▸ Goal of the exercise: Copy out every line of the records below without changing a single character.

▸ Provided records:
————
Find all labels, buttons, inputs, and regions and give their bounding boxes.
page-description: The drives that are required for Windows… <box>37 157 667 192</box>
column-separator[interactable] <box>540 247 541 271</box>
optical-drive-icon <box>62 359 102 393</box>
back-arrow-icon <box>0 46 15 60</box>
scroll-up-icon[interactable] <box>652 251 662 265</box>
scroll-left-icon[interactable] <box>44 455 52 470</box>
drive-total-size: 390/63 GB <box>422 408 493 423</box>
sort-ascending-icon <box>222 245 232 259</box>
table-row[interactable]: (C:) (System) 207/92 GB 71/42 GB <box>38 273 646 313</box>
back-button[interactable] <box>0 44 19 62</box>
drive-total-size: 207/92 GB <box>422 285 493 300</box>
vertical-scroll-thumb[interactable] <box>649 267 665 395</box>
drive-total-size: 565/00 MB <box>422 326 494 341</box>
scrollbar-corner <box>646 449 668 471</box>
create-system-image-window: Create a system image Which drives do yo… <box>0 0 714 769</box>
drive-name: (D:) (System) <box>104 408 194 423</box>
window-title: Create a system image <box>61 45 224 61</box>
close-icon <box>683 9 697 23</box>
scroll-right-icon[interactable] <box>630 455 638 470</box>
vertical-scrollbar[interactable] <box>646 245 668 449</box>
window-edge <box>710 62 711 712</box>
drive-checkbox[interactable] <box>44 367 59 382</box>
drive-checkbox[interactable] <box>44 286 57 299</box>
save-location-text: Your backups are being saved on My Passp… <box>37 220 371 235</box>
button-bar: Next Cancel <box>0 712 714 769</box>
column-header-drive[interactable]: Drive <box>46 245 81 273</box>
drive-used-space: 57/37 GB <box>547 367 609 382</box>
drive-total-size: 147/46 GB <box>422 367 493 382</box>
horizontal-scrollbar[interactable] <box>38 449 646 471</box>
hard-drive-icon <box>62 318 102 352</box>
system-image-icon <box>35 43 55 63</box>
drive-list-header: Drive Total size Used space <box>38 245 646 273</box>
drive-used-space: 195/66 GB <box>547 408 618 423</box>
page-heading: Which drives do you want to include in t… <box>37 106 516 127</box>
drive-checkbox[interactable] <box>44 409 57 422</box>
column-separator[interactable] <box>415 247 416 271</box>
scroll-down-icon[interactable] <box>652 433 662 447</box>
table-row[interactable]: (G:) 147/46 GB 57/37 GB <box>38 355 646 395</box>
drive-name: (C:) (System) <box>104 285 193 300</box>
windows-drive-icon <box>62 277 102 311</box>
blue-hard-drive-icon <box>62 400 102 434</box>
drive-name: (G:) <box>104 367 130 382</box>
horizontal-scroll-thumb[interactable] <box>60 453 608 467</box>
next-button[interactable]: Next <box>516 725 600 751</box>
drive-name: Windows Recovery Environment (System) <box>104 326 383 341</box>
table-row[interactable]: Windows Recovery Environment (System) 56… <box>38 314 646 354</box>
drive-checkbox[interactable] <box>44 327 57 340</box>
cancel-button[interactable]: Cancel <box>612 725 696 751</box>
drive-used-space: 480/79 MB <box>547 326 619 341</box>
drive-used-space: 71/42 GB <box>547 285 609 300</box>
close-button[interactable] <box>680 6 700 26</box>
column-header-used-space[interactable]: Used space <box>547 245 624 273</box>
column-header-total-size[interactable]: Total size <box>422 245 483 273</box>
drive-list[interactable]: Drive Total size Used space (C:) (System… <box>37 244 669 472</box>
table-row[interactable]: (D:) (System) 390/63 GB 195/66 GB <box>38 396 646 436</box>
————
▸ Written answer:
Find all labels, buttons, inputs, and regions and give their bounding boxes.
page-description: The drives that are required for Windows… <box>37 157 667 192</box>
column-separator[interactable] <box>540 247 541 271</box>
optical-drive-icon <box>62 359 102 393</box>
back-arrow-icon <box>0 46 15 60</box>
scroll-up-icon[interactable] <box>652 251 662 265</box>
scroll-left-icon[interactable] <box>44 455 52 470</box>
drive-total-size: 390/63 GB <box>422 408 493 423</box>
sort-ascending-icon <box>222 245 232 259</box>
table-row[interactable]: (C:) (System) 207/92 GB 71/42 GB <box>38 273 646 313</box>
back-button[interactable] <box>0 44 19 62</box>
drive-total-size: 207/92 GB <box>422 285 493 300</box>
vertical-scroll-thumb[interactable] <box>649 267 665 395</box>
drive-total-size: 565/00 MB <box>422 326 494 341</box>
scrollbar-corner <box>646 449 668 471</box>
create-system-image-window: Create a system image Which drives do yo… <box>0 0 714 769</box>
drive-name: (D:) (System) <box>104 408 194 423</box>
window-title: Create a system image <box>61 45 224 61</box>
close-icon <box>683 9 697 23</box>
scroll-right-icon[interactable] <box>630 455 638 470</box>
vertical-scrollbar[interactable] <box>646 245 668 449</box>
window-edge <box>710 62 711 712</box>
drive-checkbox[interactable] <box>44 367 59 382</box>
drive-checkbox[interactable] <box>44 286 57 299</box>
save-location-text: Your backups are being saved on My Passp… <box>37 220 371 235</box>
button-bar: Next Cancel <box>0 712 714 769</box>
column-header-drive[interactable]: Drive <box>46 245 81 273</box>
drive-used-space: 57/37 GB <box>547 367 609 382</box>
drive-total-size: 147/46 GB <box>422 367 493 382</box>
horizontal-scrollbar[interactable] <box>38 449 646 471</box>
hard-drive-icon <box>62 318 102 352</box>
system-image-icon <box>35 43 55 63</box>
drive-list-header: Drive Total size Used space <box>38 245 646 273</box>
drive-used-space: 195/66 GB <box>547 408 618 423</box>
page-heading: Which drives do you want to include in t… <box>37 106 516 127</box>
drive-checkbox[interactable] <box>44 409 57 422</box>
column-separator[interactable] <box>415 247 416 271</box>
scroll-down-icon[interactable] <box>652 433 662 447</box>
table-row[interactable]: (G:) 147/46 GB 57/37 GB <box>38 355 646 395</box>
drive-name: (C:) (System) <box>104 285 193 300</box>
windows-drive-icon <box>62 277 102 311</box>
blue-hard-drive-icon <box>62 400 102 434</box>
drive-name: (G:) <box>104 367 130 382</box>
horizontal-scroll-thumb[interactable] <box>60 453 608 467</box>
next-button[interactable]: Next <box>516 725 600 751</box>
drive-name: Windows Recovery Environment (System) <box>104 326 383 341</box>
table-row[interactable]: Windows Recovery Environment (System) 56… <box>38 314 646 354</box>
drive-checkbox[interactable] <box>44 327 57 340</box>
cancel-button[interactable]: Cancel <box>612 725 696 751</box>
drive-used-space: 480/79 MB <box>547 326 619 341</box>
drive-used-space: 71/42 GB <box>547 285 609 300</box>
close-button[interactable] <box>680 6 700 26</box>
column-header-used-space[interactable]: Used space <box>547 245 624 273</box>
column-header-total-size[interactable]: Total size <box>422 245 483 273</box>
drive-list[interactable]: Drive Total size Used space (C:) (System… <box>37 244 669 472</box>
table-row[interactable]: (D:) (System) 390/63 GB 195/66 GB <box>38 396 646 436</box>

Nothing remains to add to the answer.